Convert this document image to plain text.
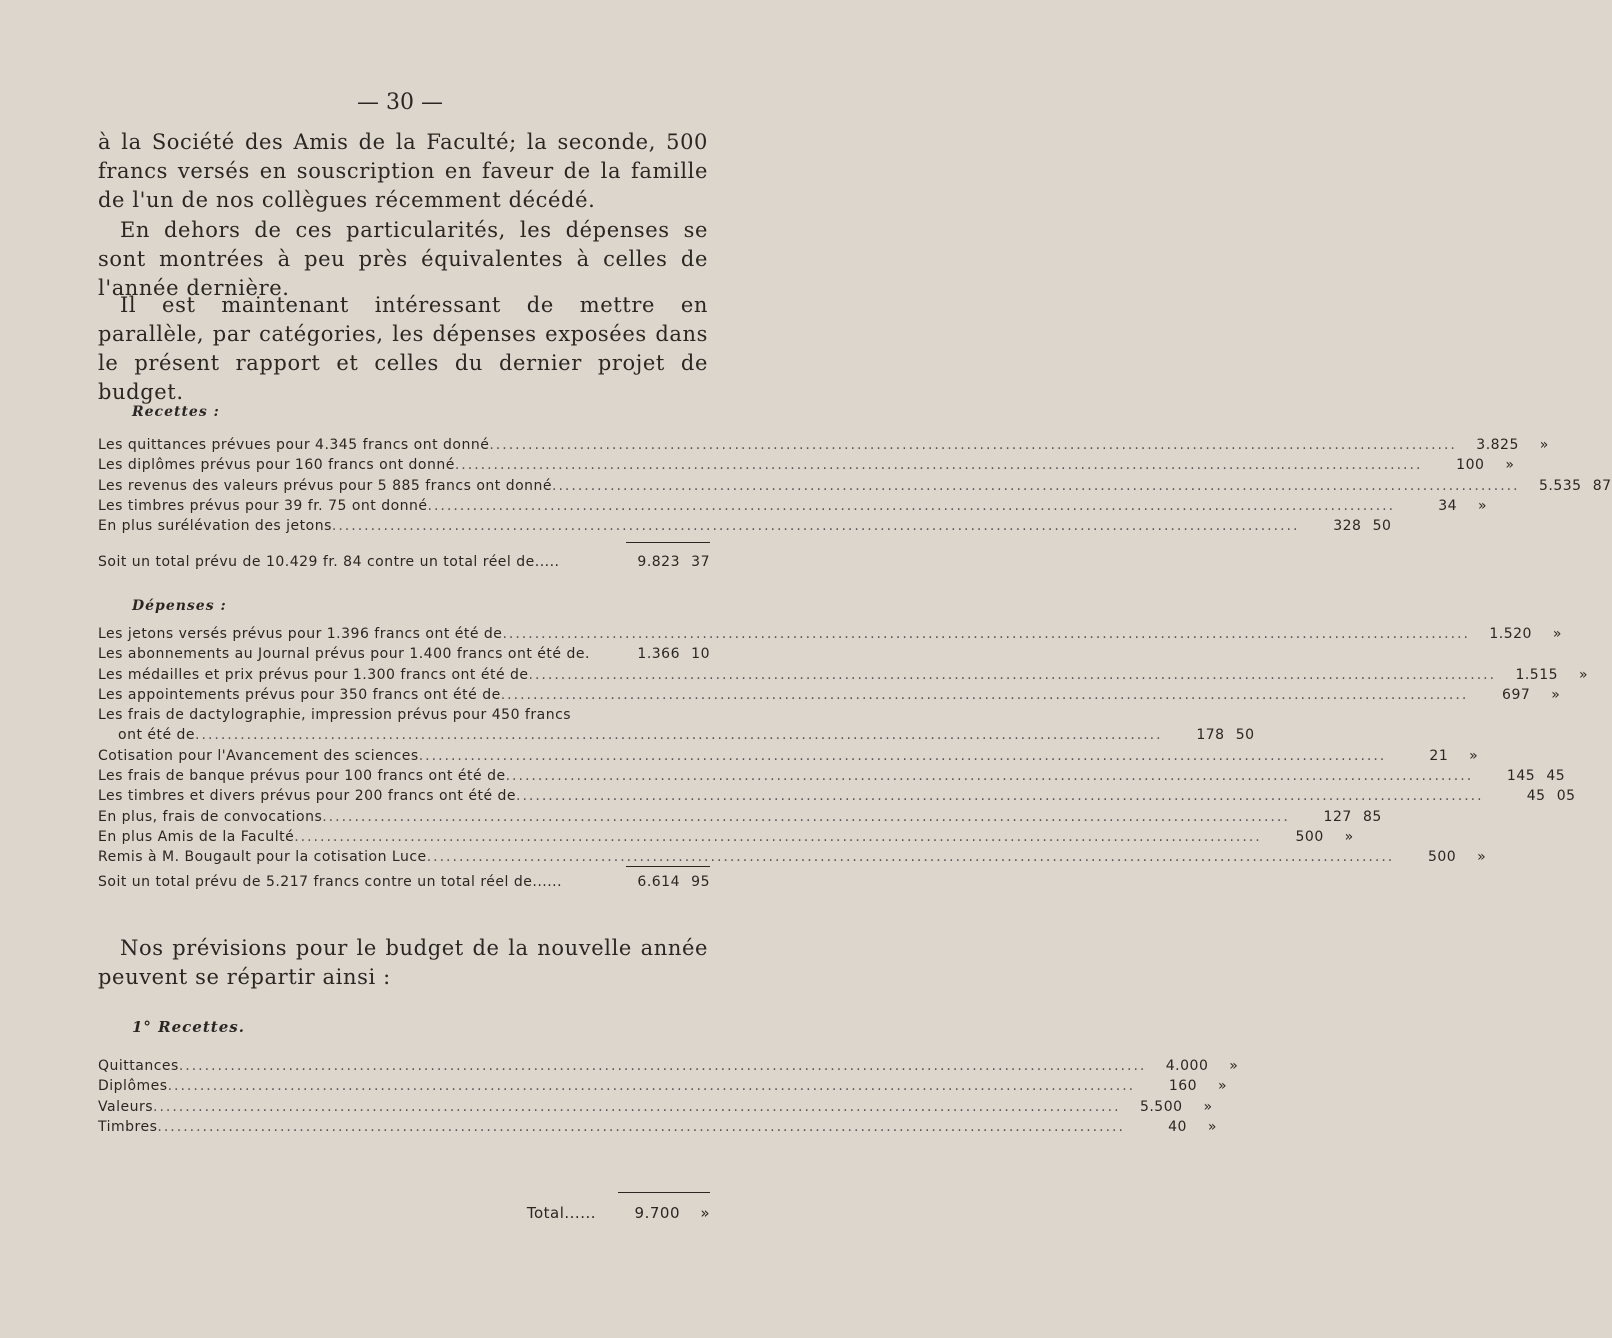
— 30 —

à la Société des Amis de la Faculté; la seconde, 500 francs versés en souscription en faveur de la famille de l'un de nos collègues récemment décédé.

En dehors de ces particularités, les dépenses se sont montrées à peu près équivalentes à celles de l'année dernière.

Il est maintenant intéressant de mettre en parallèle, par catégories, les dépenses exposées dans le présent rapport et celles du dernier projet de budget.

Recettes :
Les quittances prévues pour 4.345 francs ont donné .....	3.825	»
Les diplômes prévus pour 160 francs ont donné .....	100	»
Les revenus des valeurs prévus pour 5 885 francs ont donné .....	5.535 87
Les timbres prévus pour 39 fr. 75 ont donné .....	34	»
En plus surélévation des jetons .....	328 50
Soit un total prévu de 10.429 fr. 84 contre un total réel de.....	9.823 37
Dépenses :
Les jetons versés prévus pour 1.396 francs ont été de .....	1.520	»
Les abonnements au Journal prévus pour 1.400 francs ont été de.	1.366 10
Les médailles et prix prévus pour 1.300 francs ont été de .....	1.515	»
Les appointements prévus pour 350 francs ont été de .....	697	»
Les frais de dactylographie, impression prévus pour 450 francs
ont été de .....	178 50
Cotisation pour l'Avancement des sciences .....	21	»
Les frais de banque prévus pour 100 francs ont été de .....	145 45
Les timbres et divers prévus pour 200 francs ont été de .....	45 05
En plus, frais de convocations .....	127 85
En plus Amis de la Faculté .....	500	»
Remis à M. Bougault pour la cotisation Luce .....	500	»
Soit un total prévu de 5.217 francs contre un total réel de......	6.614 95

Nos prévisions pour le budget de la nouvelle année peuvent se répartir ainsi :

1° Recettes.
Quittances .....	4.000	»
Diplômes .....	160	»
Valeurs .....	5.500	»
Timbres .....	40	»
Total......	9.700	»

-------

Copy the whole of the material above exactly, but not its images.

Convert this document image to plain text.
— 30 —

à la Société des Amis de la Faculté; la seconde, 500 francs versés en souscription en faveur de la famille de l'un de nos collègues récemment décédé.

En dehors de ces particularités, les dépenses se sont montrées à peu près équivalentes à celles de l'année dernière.

Il est maintenant intéressant de mettre en parallèle, par catégories, les dépenses exposées dans le présent rapport et celles du dernier projet de budget.

Recettes :
Les quittances prévues pour 4.345 francs ont donné .....	3.825	»
Les diplômes prévus pour 160 francs ont donné .....	100	»
Les revenus des valeurs prévus pour 5 885 francs ont donné .....	5.535 87
Les timbres prévus pour 39 fr. 75 ont donné .....	34	»
En plus surélévation des jetons .....	328 50
Soit un total prévu de 10.429 fr. 84 contre un total réel de.....	9.823 37
Dépenses :
Les jetons versés prévus pour 1.396 francs ont été de .....	1.520	»
Les abonnements au Journal prévus pour 1.400 francs ont été de.	1.366 10
Les médailles et prix prévus pour 1.300 francs ont été de .....	1.515	»
Les appointements prévus pour 350 francs ont été de .....	697	»
Les frais de dactylographie, impression prévus pour 450 francs
ont été de .....	178 50
Cotisation pour l'Avancement des sciences .....	21	»
Les frais de banque prévus pour 100 francs ont été de .....	145 45
Les timbres et divers prévus pour 200 francs ont été de .....	45 05
En plus, frais de convocations .....	127 85
En plus Amis de la Faculté .....	500	»
Remis à M. Bougault pour la cotisation Luce .....	500	»
Soit un total prévu de 5.217 francs contre un total réel de......	6.614 95

Nos prévisions pour le budget de la nouvelle année peuvent se répartir ainsi :

1° Recettes.
Quittances .....	4.000	»
Diplômes .....	160	»
Valeurs .....	5.500	»
Timbres .....	40	»
Total......	9.700	»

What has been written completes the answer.